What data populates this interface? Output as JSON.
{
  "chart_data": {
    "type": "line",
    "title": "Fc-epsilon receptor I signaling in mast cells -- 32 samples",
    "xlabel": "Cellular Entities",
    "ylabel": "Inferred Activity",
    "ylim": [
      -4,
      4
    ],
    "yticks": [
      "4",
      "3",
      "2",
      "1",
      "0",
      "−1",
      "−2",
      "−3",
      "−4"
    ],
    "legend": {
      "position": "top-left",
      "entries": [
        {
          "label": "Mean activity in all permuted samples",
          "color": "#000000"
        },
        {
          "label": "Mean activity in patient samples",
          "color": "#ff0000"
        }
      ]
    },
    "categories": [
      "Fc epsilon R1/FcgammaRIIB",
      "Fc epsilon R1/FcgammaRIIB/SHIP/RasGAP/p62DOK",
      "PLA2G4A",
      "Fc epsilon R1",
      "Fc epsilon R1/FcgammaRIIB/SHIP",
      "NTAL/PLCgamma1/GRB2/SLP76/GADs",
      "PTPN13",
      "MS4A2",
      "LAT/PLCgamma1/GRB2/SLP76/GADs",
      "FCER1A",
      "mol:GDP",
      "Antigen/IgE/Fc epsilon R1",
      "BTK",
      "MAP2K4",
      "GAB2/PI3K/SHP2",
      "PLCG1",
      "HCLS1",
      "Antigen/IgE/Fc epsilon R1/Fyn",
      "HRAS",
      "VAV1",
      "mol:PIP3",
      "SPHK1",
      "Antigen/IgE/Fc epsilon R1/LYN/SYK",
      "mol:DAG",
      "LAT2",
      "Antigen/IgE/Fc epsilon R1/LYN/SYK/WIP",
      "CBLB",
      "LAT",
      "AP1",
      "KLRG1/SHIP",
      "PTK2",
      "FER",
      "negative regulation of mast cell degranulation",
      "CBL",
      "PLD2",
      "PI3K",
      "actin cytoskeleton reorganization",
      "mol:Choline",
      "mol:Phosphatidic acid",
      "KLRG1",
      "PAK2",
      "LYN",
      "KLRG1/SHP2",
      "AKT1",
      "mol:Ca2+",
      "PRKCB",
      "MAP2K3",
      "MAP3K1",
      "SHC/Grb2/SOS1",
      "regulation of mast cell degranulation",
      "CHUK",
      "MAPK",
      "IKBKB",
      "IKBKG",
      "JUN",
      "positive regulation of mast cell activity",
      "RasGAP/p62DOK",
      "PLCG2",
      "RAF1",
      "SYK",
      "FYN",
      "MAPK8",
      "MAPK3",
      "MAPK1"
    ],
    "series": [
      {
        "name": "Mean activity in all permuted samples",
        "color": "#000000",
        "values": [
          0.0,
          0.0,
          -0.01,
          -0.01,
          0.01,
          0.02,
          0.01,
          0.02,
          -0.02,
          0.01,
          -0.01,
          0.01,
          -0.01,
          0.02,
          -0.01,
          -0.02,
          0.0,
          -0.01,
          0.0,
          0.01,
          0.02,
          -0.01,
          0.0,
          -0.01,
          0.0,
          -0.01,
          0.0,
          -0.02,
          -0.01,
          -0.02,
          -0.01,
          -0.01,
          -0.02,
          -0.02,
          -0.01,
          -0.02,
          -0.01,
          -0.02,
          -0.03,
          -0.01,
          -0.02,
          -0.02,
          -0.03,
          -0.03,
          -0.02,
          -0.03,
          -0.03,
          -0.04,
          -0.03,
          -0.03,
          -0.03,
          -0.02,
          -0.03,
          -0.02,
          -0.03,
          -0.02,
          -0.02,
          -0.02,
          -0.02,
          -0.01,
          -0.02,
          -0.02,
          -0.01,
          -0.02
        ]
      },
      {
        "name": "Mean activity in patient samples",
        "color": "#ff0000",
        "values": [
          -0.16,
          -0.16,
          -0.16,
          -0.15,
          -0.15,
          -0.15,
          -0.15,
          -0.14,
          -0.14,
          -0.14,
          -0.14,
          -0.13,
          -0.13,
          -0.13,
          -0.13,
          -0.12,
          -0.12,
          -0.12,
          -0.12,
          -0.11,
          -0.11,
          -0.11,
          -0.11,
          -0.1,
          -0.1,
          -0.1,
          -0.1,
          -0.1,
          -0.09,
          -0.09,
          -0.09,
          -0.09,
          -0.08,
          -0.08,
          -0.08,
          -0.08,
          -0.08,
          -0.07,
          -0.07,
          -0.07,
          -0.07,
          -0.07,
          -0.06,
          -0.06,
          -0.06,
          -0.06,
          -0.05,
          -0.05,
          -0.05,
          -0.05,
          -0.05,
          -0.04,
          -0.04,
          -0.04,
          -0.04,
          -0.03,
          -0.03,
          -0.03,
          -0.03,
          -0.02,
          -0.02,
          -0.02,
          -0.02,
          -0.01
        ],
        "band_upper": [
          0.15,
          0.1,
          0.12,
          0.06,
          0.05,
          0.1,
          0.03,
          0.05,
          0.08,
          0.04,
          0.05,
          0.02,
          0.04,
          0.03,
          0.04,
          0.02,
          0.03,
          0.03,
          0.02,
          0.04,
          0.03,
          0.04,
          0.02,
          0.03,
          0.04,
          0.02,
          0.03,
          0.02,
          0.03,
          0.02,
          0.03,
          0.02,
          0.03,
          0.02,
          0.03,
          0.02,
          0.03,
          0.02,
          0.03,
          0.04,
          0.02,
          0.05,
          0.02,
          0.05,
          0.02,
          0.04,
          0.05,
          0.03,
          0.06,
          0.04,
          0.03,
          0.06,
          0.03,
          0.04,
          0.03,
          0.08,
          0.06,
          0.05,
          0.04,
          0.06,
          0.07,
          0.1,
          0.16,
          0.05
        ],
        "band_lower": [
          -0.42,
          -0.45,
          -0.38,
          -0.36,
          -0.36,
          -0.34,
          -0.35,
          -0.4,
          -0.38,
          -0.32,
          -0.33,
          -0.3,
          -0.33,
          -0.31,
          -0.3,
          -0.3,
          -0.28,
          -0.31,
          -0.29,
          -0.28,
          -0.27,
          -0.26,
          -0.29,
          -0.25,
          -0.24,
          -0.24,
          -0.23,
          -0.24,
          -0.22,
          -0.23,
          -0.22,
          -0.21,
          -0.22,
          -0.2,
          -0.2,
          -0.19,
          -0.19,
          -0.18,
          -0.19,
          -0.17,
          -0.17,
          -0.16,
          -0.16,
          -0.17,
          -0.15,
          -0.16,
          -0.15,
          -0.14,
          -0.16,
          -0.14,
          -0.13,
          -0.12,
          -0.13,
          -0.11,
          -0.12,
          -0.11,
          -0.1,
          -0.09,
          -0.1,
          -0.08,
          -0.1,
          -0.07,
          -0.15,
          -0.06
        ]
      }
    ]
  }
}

========================

Whatever appears in the data above is to be set down exactly.

What data populates this interface? Output as JSON.
{
  "chart_data": {
    "type": "line",
    "title": "Fc-epsilon receptor I signaling in mast cells -- 32 samples",
    "xlabel": "Cellular Entities",
    "ylabel": "Inferred Activity",
    "ylim": [
      -4,
      4
    ],
    "yticks": [
      "4",
      "3",
      "2",
      "1",
      "0",
      "−1",
      "−2",
      "−3",
      "−4"
    ],
    "legend": {
      "position": "top-left",
      "entries": [
        {
          "label": "Mean activity in all permuted samples",
          "color": "#000000"
        },
        {
          "label": "Mean activity in patient samples",
          "color": "#ff0000"
        }
      ]
    },
    "categories": [
      "Fc epsilon R1/FcgammaRIIB",
      "Fc epsilon R1/FcgammaRIIB/SHIP/RasGAP/p62DOK",
      "PLA2G4A",
      "Fc epsilon R1",
      "Fc epsilon R1/FcgammaRIIB/SHIP",
      "NTAL/PLCgamma1/GRB2/SLP76/GADs",
      "PTPN13",
      "MS4A2",
      "LAT/PLCgamma1/GRB2/SLP76/GADs",
      "FCER1A",
      "mol:GDP",
      "Antigen/IgE/Fc epsilon R1",
      "BTK",
      "MAP2K4",
      "GAB2/PI3K/SHP2",
      "PLCG1",
      "HCLS1",
      "Antigen/IgE/Fc epsilon R1/Fyn",
      "HRAS",
      "VAV1",
      "mol:PIP3",
      "SPHK1",
      "Antigen/IgE/Fc epsilon R1/LYN/SYK",
      "mol:DAG",
      "LAT2",
      "Antigen/IgE/Fc epsilon R1/LYN/SYK/WIP",
      "CBLB",
      "LAT",
      "AP1",
      "KLRG1/SHIP",
      "PTK2",
      "FER",
      "negative regulation of mast cell degranulation",
      "CBL",
      "PLD2",
      "PI3K",
      "actin cytoskeleton reorganization",
      "mol:Choline",
      "mol:Phosphatidic acid",
      "KLRG1",
      "PAK2",
      "LYN",
      "KLRG1/SHP2",
      "AKT1",
      "mol:Ca2+",
      "PRKCB",
      "MAP2K3",
      "MAP3K1",
      "SHC/Grb2/SOS1",
      "regulation of mast cell degranulation",
      "CHUK",
      "MAPK",
      "IKBKB",
      "IKBKG",
      "JUN",
      "positive regulation of mast cell activity",
      "RasGAP/p62DOK",
      "PLCG2",
      "RAF1",
      "SYK",
      "FYN",
      "MAPK8",
      "MAPK3",
      "MAPK1"
    ],
    "series": [
      {
        "name": "Mean activity in all permuted samples",
        "color": "#000000",
        "values": [
          0.0,
          0.0,
          -0.01,
          -0.01,
          0.01,
          0.02,
          0.01,
          0.02,
          -0.02,
          0.01,
          -0.01,
          0.01,
          -0.01,
          0.02,
          -0.01,
          -0.02,
          0.0,
          -0.01,
          0.0,
          0.01,
          0.02,
          -0.01,
          0.0,
          -0.01,
          0.0,
          -0.01,
          0.0,
          -0.02,
          -0.01,
          -0.02,
          -0.01,
          -0.01,
          -0.02,
          -0.02,
          -0.01,
          -0.02,
          -0.01,
          -0.02,
          -0.03,
          -0.01,
          -0.02,
          -0.02,
          -0.03,
          -0.03,
          -0.02,
          -0.03,
          -0.03,
          -0.04,
          -0.03,
          -0.03,
          -0.03,
          -0.02,
          -0.03,
          -0.02,
          -0.03,
          -0.02,
          -0.02,
          -0.02,
          -0.02,
          -0.01,
          -0.02,
          -0.02,
          -0.01,
          -0.02
        ]
      },
      {
        "name": "Mean activity in patient samples",
        "color": "#ff0000",
        "values": [
          -0.16,
          -0.16,
          -0.16,
          -0.15,
          -0.15,
          -0.15,
          -0.15,
          -0.14,
          -0.14,
          -0.14,
          -0.14,
          -0.13,
          -0.13,
          -0.13,
          -0.13,
          -0.12,
          -0.12,
          -0.12,
          -0.12,
          -0.11,
          -0.11,
          -0.11,
          -0.11,
          -0.1,
          -0.1,
          -0.1,
          -0.1,
          -0.1,
          -0.09,
          -0.09,
          -0.09,
          -0.09,
          -0.08,
          -0.08,
          -0.08,
          -0.08,
          -0.08,
          -0.07,
          -0.07,
          -0.07,
          -0.07,
          -0.07,
          -0.06,
          -0.06,
          -0.06,
          -0.06,
          -0.05,
          -0.05,
          -0.05,
          -0.05,
          -0.05,
          -0.04,
          -0.04,
          -0.04,
          -0.04,
          -0.03,
          -0.03,
          -0.03,
          -0.03,
          -0.02,
          -0.02,
          -0.02,
          -0.02,
          -0.01
        ],
        "band_upper": [
          0.15,
          0.1,
          0.12,
          0.06,
          0.05,
          0.1,
          0.03,
          0.05,
          0.08,
          0.04,
          0.05,
          0.02,
          0.04,
          0.03,
          0.04,
          0.02,
          0.03,
          0.03,
          0.02,
          0.04,
          0.03,
          0.04,
          0.02,
          0.03,
          0.04,
          0.02,
          0.03,
          0.02,
          0.03,
          0.02,
          0.03,
          0.02,
          0.03,
          0.02,
          0.03,
          0.02,
          0.03,
          0.02,
          0.03,
          0.04,
          0.02,
          0.05,
          0.02,
          0.05,
          0.02,
          0.04,
          0.05,
          0.03,
          0.06,
          0.04,
          0.03,
          0.06,
          0.03,
          0.04,
          0.03,
          0.08,
          0.06,
          0.05,
          0.04,
          0.06,
          0.07,
          0.1,
          0.16,
          0.05
        ],
        "band_lower": [
          -0.42,
          -0.45,
          -0.38,
          -0.36,
          -0.36,
          -0.34,
          -0.35,
          -0.4,
          -0.38,
          -0.32,
          -0.33,
          -0.3,
          -0.33,
          -0.31,
          -0.3,
          -0.3,
          -0.28,
          -0.31,
          -0.29,
          -0.28,
          -0.27,
          -0.26,
          -0.29,
          -0.25,
          -0.24,
          -0.24,
          -0.23,
          -0.24,
          -0.22,
          -0.23,
          -0.22,
          -0.21,
          -0.22,
          -0.2,
          -0.2,
          -0.19,
          -0.19,
          -0.18,
          -0.19,
          -0.17,
          -0.17,
          -0.16,
          -0.16,
          -0.17,
          -0.15,
          -0.16,
          -0.15,
          -0.14,
          -0.16,
          -0.14,
          -0.13,
          -0.12,
          -0.13,
          -0.11,
          -0.12,
          -0.11,
          -0.1,
          -0.09,
          -0.1,
          -0.08,
          -0.1,
          -0.07,
          -0.15,
          -0.06
        ]
      }
    ]
  }
}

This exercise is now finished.